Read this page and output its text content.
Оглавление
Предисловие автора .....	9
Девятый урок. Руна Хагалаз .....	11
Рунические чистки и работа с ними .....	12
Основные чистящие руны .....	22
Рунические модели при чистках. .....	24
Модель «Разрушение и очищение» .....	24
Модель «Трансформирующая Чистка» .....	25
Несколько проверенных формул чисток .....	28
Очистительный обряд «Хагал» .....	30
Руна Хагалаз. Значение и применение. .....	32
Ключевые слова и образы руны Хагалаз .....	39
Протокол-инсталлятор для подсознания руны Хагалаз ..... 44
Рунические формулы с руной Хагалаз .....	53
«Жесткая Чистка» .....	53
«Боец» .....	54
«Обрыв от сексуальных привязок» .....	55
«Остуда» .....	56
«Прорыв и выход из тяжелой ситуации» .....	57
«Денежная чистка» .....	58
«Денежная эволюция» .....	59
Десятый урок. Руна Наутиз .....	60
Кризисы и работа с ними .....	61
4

== == ==

__What is asked__
Every line above should be written out again exactly as it stands.

__Response to the exercise__
Read this page and output its text content.
Оглавление
Предисловие автора .....	9
Девятый урок. Руна Хагалаз .....	11
Рунические чистки и работа с ними .....	12
Основные чистящие руны .....	22
Рунические модели при чистках. .....	24
Модель «Разрушение и очищение» .....	24
Модель «Трансформирующая Чистка» .....	25
Несколько проверенных формул чисток .....	28
Очистительный обряд «Хагал» .....	30
Руна Хагалаз. Значение и применение. .....	32
Ключевые слова и образы руны Хагалаз .....	39
Протокол-инсталлятор для подсознания руны Хагалаз ..... 44
Рунические формулы с руной Хагалаз .....	53
«Жесткая Чистка» .....	53
«Боец» .....	54
«Обрыв от сексуальных привязок» .....	55
«Остуда» .....	56
«Прорыв и выход из тяжелой ситуации» .....	57
«Денежная чистка» .....	58
«Денежная эволюция» .....	59
Десятый урок. Руна Наутиз .....	60
Кризисы и работа с ними .....	61
4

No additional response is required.